## Start RECORD SET

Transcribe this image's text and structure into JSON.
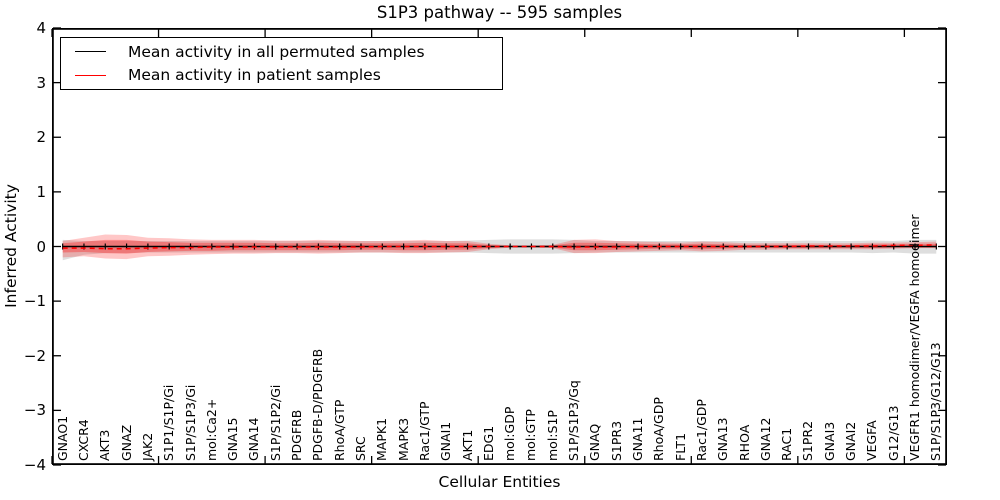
{
  "chart_data": {
    "type": "line",
    "title": "S1P3 pathway -- 595 samples",
    "xlabel": "Cellular Entities",
    "ylabel": "Inferred Activity",
    "ylim": [
      -4,
      4
    ],
    "grid": false,
    "legend_position": "upper left",
    "background_color": "#ffffff",
    "frame_color": "#000000",
    "yticks": [
      {
        "value": 4,
        "label": "4"
      },
      {
        "value": 3,
        "label": "3"
      },
      {
        "value": 2,
        "label": "2"
      },
      {
        "value": 1,
        "label": "1"
      },
      {
        "value": 0,
        "label": "0"
      },
      {
        "value": -1,
        "label": "−1"
      },
      {
        "value": -2,
        "label": "−2"
      },
      {
        "value": -3,
        "label": "−3"
      },
      {
        "value": -4,
        "label": "−4"
      }
    ],
    "xtick_major_every": 5,
    "categories": [
      "GNAO1",
      "CXCR4",
      "AKT3",
      "GNAZ",
      "JAK2",
      "S1P1/S1P/Gi",
      "S1P/S1P3/Gi",
      "mol:Ca2+",
      "GNA15",
      "GNA14",
      "S1P/S1P2/Gi",
      "PDGFRB",
      "PDGFB-D/PDGFRB",
      "RhoA/GTP",
      "SRC",
      "MAPK1",
      "MAPK3",
      "Rac1/GTP",
      "GNAI1",
      "AKT1",
      "EDG1",
      "mol:GDP",
      "mol:GTP",
      "mol:S1P",
      "S1P/S1P3/Gq",
      "GNAQ",
      "S1PR3",
      "GNA11",
      "RhoA/GDP",
      "FLT1",
      "Rac1/GDP",
      "GNA13",
      "RHOA",
      "GNA12",
      "RAC1",
      "S1PR2",
      "GNAI3",
      "GNAI2",
      "VEGFA",
      "G12/G13",
      "VEGFR1 homodimer/VEGFA homodimer",
      "S1P/S1P3/G12/G13"
    ],
    "series": [
      {
        "name": "Mean activity in all permuted samples",
        "color": "#000000",
        "style": "solid",
        "markers": "tick",
        "values": [
          0,
          0,
          0,
          0,
          0,
          0,
          0,
          0,
          0,
          0,
          0,
          0,
          0,
          0,
          0,
          0,
          0,
          0,
          0,
          0,
          0,
          0,
          0,
          0,
          0,
          0,
          0,
          0,
          0,
          0,
          0,
          0,
          0,
          0,
          0,
          0,
          0,
          0,
          0,
          0,
          0,
          0
        ]
      },
      {
        "name": "Mean activity in patient samples",
        "color": "#ff0000",
        "style": "dashed",
        "markers": "none",
        "values": [
          -0.03,
          -0.03,
          -0.04,
          -0.04,
          -0.03,
          -0.02,
          -0.02,
          -0.01,
          -0.01,
          -0.01,
          -0.01,
          -0.01,
          -0.01,
          -0.01,
          -0.01,
          0,
          0,
          0,
          0,
          0,
          0,
          0,
          0,
          0,
          -0.01,
          -0.01,
          -0.01,
          0,
          0,
          0,
          0,
          0,
          0,
          0,
          0,
          0.01,
          0.01,
          0.01,
          0.01,
          0.02,
          0.02,
          0.03
        ]
      }
    ],
    "bands": [
      {
        "name": "permuted-samples-range",
        "color": "#000000",
        "opacity": 0.13,
        "upper": [
          0.12,
          0.1,
          0.1,
          0.1,
          0.1,
          0.1,
          0.1,
          0.1,
          0.1,
          0.1,
          0.1,
          0.1,
          0.1,
          0.1,
          0.1,
          0.1,
          0.1,
          0.1,
          0.1,
          0.11,
          0.12,
          0.13,
          0.13,
          0.13,
          0.12,
          0.1,
          0.1,
          0.1,
          0.1,
          0.1,
          0.1,
          0.1,
          0.1,
          0.1,
          0.1,
          0.11,
          0.1,
          0.1,
          0.11,
          0.1,
          0.12,
          0.12
        ],
        "lower": [
          -0.25,
          -0.15,
          -0.12,
          -0.12,
          -0.11,
          -0.11,
          -0.11,
          -0.11,
          -0.11,
          -0.11,
          -0.11,
          -0.11,
          -0.11,
          -0.11,
          -0.11,
          -0.11,
          -0.11,
          -0.11,
          -0.11,
          -0.11,
          -0.12,
          -0.13,
          -0.13,
          -0.13,
          -0.12,
          -0.11,
          -0.11,
          -0.11,
          -0.11,
          -0.11,
          -0.11,
          -0.11,
          -0.11,
          -0.11,
          -0.11,
          -0.11,
          -0.11,
          -0.11,
          -0.12,
          -0.11,
          -0.13,
          -0.13
        ]
      },
      {
        "name": "patient-samples-range-outer",
        "color": "#ff0000",
        "opacity": 0.22,
        "upper": [
          0.1,
          0.16,
          0.22,
          0.21,
          0.16,
          0.15,
          0.13,
          0.12,
          0.12,
          0.12,
          0.11,
          0.11,
          0.12,
          0.11,
          0.1,
          0.1,
          0.11,
          0.12,
          0.1,
          0.1,
          0.05,
          0.02,
          0.02,
          0.03,
          0.12,
          0.13,
          0.1,
          0.09,
          0.08,
          0.07,
          0.09,
          0.08,
          0.06,
          0.06,
          0.06,
          0.06,
          0.06,
          0.06,
          0.07,
          0.07,
          0.08,
          0.09
        ],
        "lower": [
          -0.2,
          -0.18,
          -0.22,
          -0.23,
          -0.18,
          -0.17,
          -0.15,
          -0.14,
          -0.13,
          -0.13,
          -0.12,
          -0.12,
          -0.13,
          -0.12,
          -0.11,
          -0.11,
          -0.12,
          -0.12,
          -0.11,
          -0.1,
          -0.05,
          -0.02,
          -0.02,
          -0.03,
          -0.12,
          -0.12,
          -0.1,
          -0.09,
          -0.08,
          -0.07,
          -0.09,
          -0.08,
          -0.06,
          -0.06,
          -0.05,
          -0.05,
          -0.05,
          -0.05,
          -0.05,
          -0.04,
          -0.03,
          -0.03
        ]
      },
      {
        "name": "patient-samples-range-inner",
        "color": "#ff0000",
        "opacity": 0.3,
        "upper": [
          0.06,
          0.09,
          0.12,
          0.12,
          0.09,
          0.08,
          0.07,
          0.07,
          0.07,
          0.07,
          0.06,
          0.06,
          0.07,
          0.06,
          0.06,
          0.06,
          0.06,
          0.07,
          0.06,
          0.06,
          0.03,
          0.01,
          0.01,
          0.02,
          0.07,
          0.07,
          0.06,
          0.05,
          0.04,
          0.04,
          0.05,
          0.04,
          0.03,
          0.03,
          0.03,
          0.03,
          0.03,
          0.03,
          0.04,
          0.04,
          0.05,
          0.05
        ],
        "lower": [
          -0.11,
          -0.1,
          -0.12,
          -0.13,
          -0.1,
          -0.09,
          -0.08,
          -0.08,
          -0.07,
          -0.07,
          -0.07,
          -0.07,
          -0.07,
          -0.07,
          -0.06,
          -0.06,
          -0.07,
          -0.07,
          -0.06,
          -0.06,
          -0.03,
          -0.01,
          -0.01,
          -0.02,
          -0.07,
          -0.07,
          -0.06,
          -0.05,
          -0.04,
          -0.04,
          -0.05,
          -0.04,
          -0.03,
          -0.03,
          -0.03,
          -0.03,
          -0.03,
          -0.03,
          -0.03,
          -0.02,
          -0.02,
          -0.02
        ]
      }
    ]
  }
}
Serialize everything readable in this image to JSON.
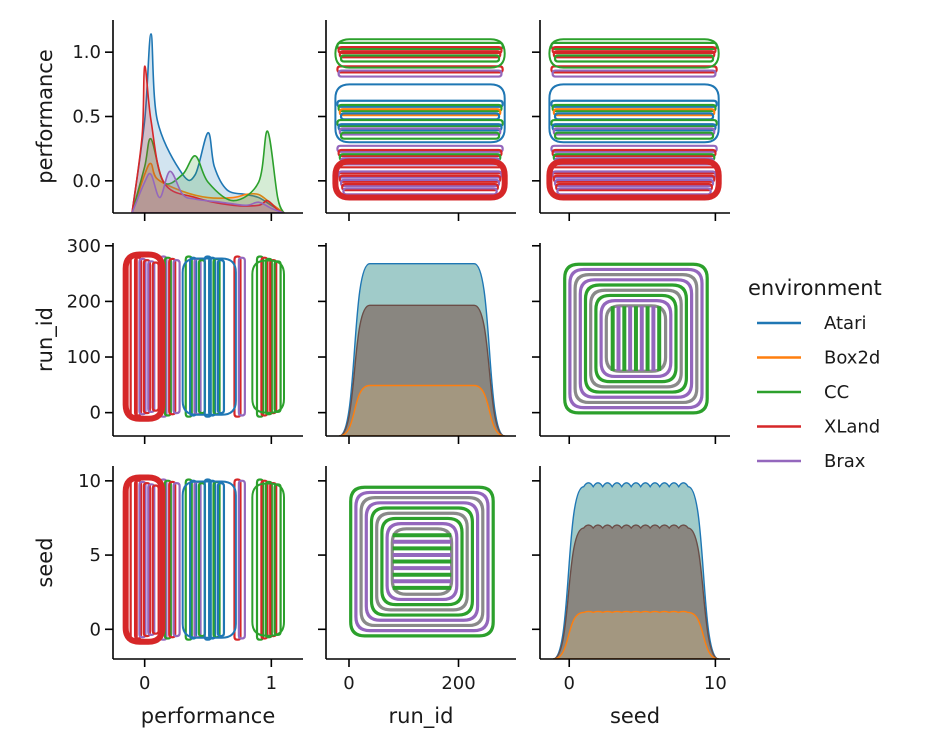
{
  "chart_data": {
    "type": "pairplot-kde",
    "variables": [
      "performance",
      "run_id",
      "seed"
    ],
    "hue": "environment",
    "legend": {
      "title": "environment",
      "placement": "right",
      "entries": [
        {
          "name": "Atari",
          "color": "#1f77b4"
        },
        {
          "name": "Box2d",
          "color": "#ff7f0e"
        },
        {
          "name": "CC",
          "color": "#2ca02c"
        },
        {
          "name": "XLand",
          "color": "#d62728"
        },
        {
          "name": "Brax",
          "color": "#9467bd"
        }
      ]
    },
    "axes": {
      "performance": {
        "label": "performance",
        "lim": [
          -0.25,
          1.25
        ],
        "ticks": [
          0,
          1
        ],
        "tick_labels": [
          "0",
          "1"
        ],
        "y_ticks": [
          0,
          0.5,
          1
        ],
        "y_tick_labels": [
          "0.0",
          "0.5",
          "1.0"
        ]
      },
      "run_id": {
        "label": "run_id",
        "lim": [
          -42,
          305
        ],
        "ticks": [
          0,
          200
        ],
        "tick_labels": [
          "0",
          "200"
        ],
        "y_ticks": [
          0,
          100,
          200,
          300
        ],
        "y_tick_labels": [
          "0",
          "100",
          "200",
          "300"
        ]
      },
      "seed": {
        "label": "seed",
        "lim": [
          -2,
          11
        ],
        "ticks": [
          0,
          10
        ],
        "tick_labels": [
          "0",
          "10"
        ],
        "y_ticks": [
          0,
          5,
          10
        ],
        "y_tick_labels": [
          "0",
          "5",
          "10"
        ]
      }
    },
    "diagonal": {
      "performance": [
        {
          "name": "Atari",
          "x": [
            -0.1,
            0.0,
            0.05,
            0.1,
            0.3,
            0.4,
            0.5,
            0.55,
            0.65,
            0.8,
            0.9,
            1.0,
            1.1
          ],
          "density": [
            0.0,
            0.6,
            1.16,
            0.6,
            0.25,
            0.25,
            0.52,
            0.3,
            0.15,
            0.12,
            0.1,
            0.05,
            0.0
          ]
        },
        {
          "name": "Box2d",
          "x": [
            -0.1,
            0.0,
            0.05,
            0.1,
            0.3,
            0.5,
            0.7,
            0.8,
            0.9,
            1.0,
            1.1
          ],
          "density": [
            0.0,
            0.25,
            0.32,
            0.22,
            0.14,
            0.1,
            0.1,
            0.12,
            0.12,
            0.06,
            0.0
          ]
        },
        {
          "name": "CC",
          "x": [
            -0.1,
            0.0,
            0.05,
            0.15,
            0.3,
            0.4,
            0.5,
            0.7,
            0.9,
            0.97,
            1.05,
            1.1
          ],
          "density": [
            0.0,
            0.3,
            0.48,
            0.2,
            0.25,
            0.37,
            0.2,
            0.08,
            0.2,
            0.53,
            0.1,
            0.0
          ]
        },
        {
          "name": "XLand",
          "x": [
            -0.1,
            -0.02,
            0.0,
            0.05,
            0.15,
            0.4,
            0.7,
            0.9,
            0.97,
            1.05,
            1.1
          ],
          "density": [
            0.0,
            0.5,
            0.95,
            0.6,
            0.2,
            0.1,
            0.05,
            0.05,
            0.08,
            0.02,
            0.0
          ]
        },
        {
          "name": "Brax",
          "x": [
            -0.1,
            0.0,
            0.05,
            0.12,
            0.2,
            0.3,
            0.4,
            0.6,
            0.8,
            0.9,
            1.0,
            1.1
          ],
          "density": [
            0.0,
            0.2,
            0.25,
            0.1,
            0.27,
            0.12,
            0.09,
            0.07,
            0.05,
            0.07,
            0.03,
            0.0
          ]
        }
      ],
      "run_id_plateau": [
        {
          "name": "Atari",
          "value": 290
        },
        {
          "name": "XLand",
          "value": 220
        },
        {
          "name": "Box2d",
          "value": 85
        }
      ],
      "seed_plateau": [
        {
          "name": "Atari",
          "value": 10.0
        },
        {
          "name": "XLand",
          "value": 7.6
        },
        {
          "name": "Box2d",
          "value": 2.7
        }
      ]
    }
  }
}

## End RECORD SET

_WHAT TO PRODUCE_
From the entries above, extract each line containing "Mean".

_RESULT_
        "name": "Mean activity in all permuted samples",
        "name": "Mean activity in patient samples",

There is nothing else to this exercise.